Entries for boxed elements
===============

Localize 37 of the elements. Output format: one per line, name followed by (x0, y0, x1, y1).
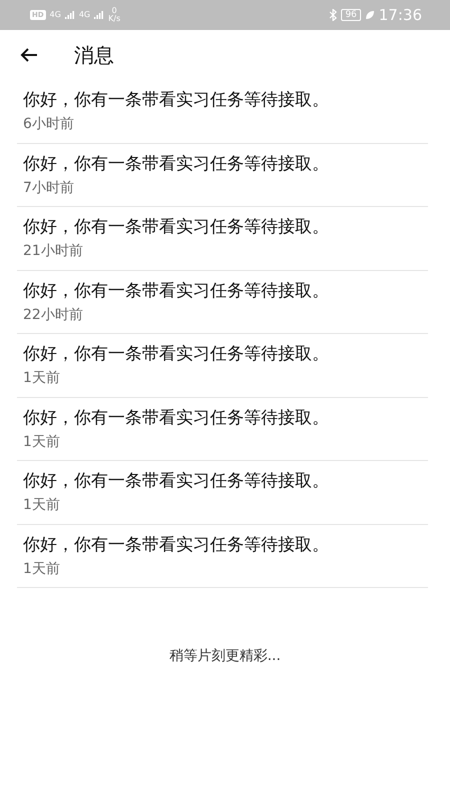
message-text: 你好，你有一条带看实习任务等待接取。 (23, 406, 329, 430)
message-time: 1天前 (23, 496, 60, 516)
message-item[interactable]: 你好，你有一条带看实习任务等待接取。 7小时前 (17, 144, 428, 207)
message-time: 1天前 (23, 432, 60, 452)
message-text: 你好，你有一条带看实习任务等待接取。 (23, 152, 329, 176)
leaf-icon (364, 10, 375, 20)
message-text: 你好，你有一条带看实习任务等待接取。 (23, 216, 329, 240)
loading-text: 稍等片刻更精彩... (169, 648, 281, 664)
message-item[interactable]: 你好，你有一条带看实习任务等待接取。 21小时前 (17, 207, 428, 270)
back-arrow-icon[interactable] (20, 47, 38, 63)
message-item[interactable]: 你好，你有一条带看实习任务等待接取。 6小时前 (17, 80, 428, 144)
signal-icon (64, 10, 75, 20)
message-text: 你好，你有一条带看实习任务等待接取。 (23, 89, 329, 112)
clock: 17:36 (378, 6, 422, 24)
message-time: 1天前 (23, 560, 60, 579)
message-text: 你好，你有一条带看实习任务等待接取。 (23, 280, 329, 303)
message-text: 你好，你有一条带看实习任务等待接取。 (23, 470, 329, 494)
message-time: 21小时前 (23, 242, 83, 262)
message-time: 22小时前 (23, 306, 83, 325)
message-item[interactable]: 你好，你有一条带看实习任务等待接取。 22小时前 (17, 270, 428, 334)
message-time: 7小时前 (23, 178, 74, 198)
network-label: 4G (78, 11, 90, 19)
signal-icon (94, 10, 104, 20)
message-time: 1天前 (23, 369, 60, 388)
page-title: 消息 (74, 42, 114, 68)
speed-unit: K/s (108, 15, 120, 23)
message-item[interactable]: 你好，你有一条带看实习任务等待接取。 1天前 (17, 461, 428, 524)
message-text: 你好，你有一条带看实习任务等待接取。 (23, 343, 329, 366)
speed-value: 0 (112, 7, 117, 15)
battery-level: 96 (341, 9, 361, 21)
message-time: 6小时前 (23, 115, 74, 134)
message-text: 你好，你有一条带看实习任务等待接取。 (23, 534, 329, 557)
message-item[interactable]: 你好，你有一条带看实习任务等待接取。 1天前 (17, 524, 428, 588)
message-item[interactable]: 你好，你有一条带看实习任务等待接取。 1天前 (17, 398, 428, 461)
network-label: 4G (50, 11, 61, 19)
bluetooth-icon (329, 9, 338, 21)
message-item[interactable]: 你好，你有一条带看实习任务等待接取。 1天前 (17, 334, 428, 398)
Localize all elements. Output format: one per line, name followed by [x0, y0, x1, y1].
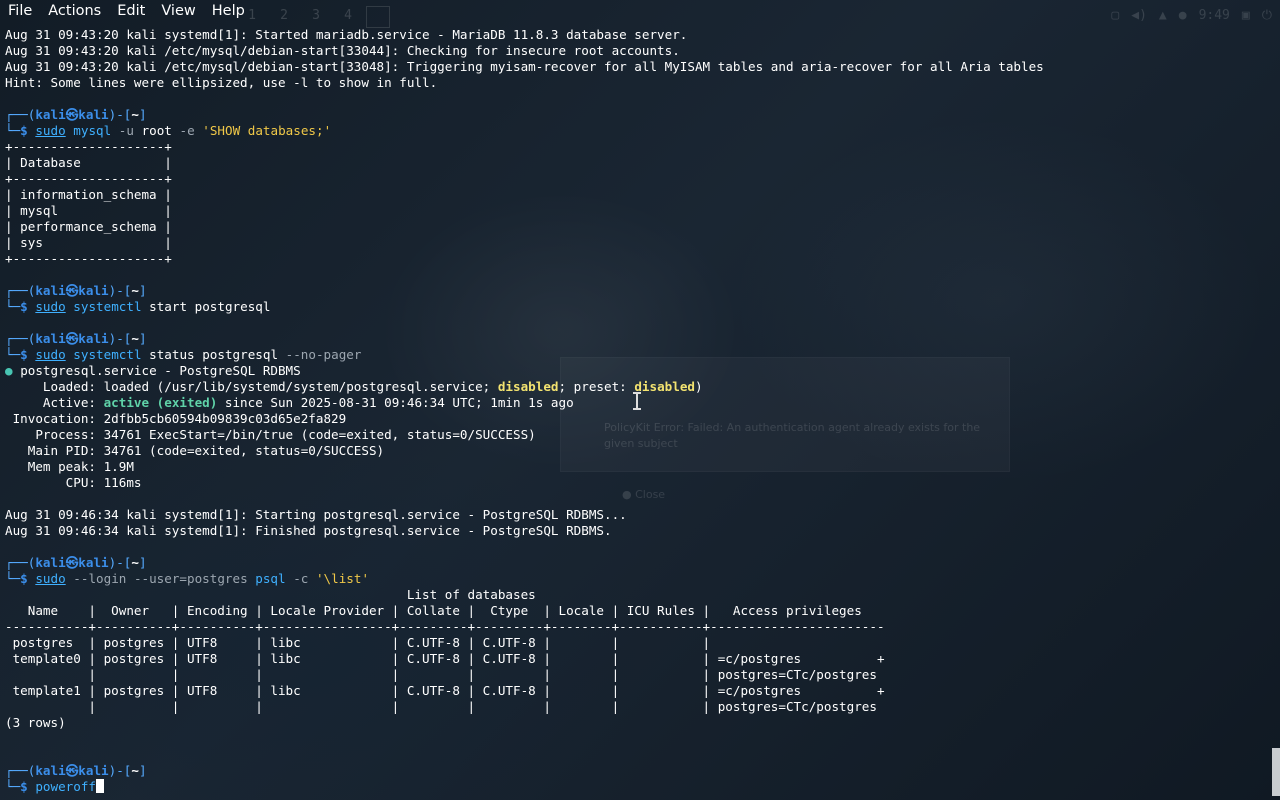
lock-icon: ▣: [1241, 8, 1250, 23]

===============

*Set problem*
In the lines from the one containing "message-text: 你好，你有一条带看实习任务等待接取。 (23, 406, 329, 430)" through the one containing "leaf-icon (364, 10, 375, 20)", substitute "timestamp" for every "message-time" and keep everything else unchanged. Return only those lines.

*Final result*
message-text: 你好，你有一条带看实习任务等待接取。 (23, 406, 329, 430)
timestamp: 1天前 (23, 496, 60, 516)
message-item[interactable]: 你好，你有一条带看实习任务等待接取。 7小时前 (17, 144, 428, 207)
timestamp: 1天前 (23, 432, 60, 452)
message-text: 你好，你有一条带看实习任务等待接取。 (23, 152, 329, 176)
leaf-icon (364, 10, 375, 20)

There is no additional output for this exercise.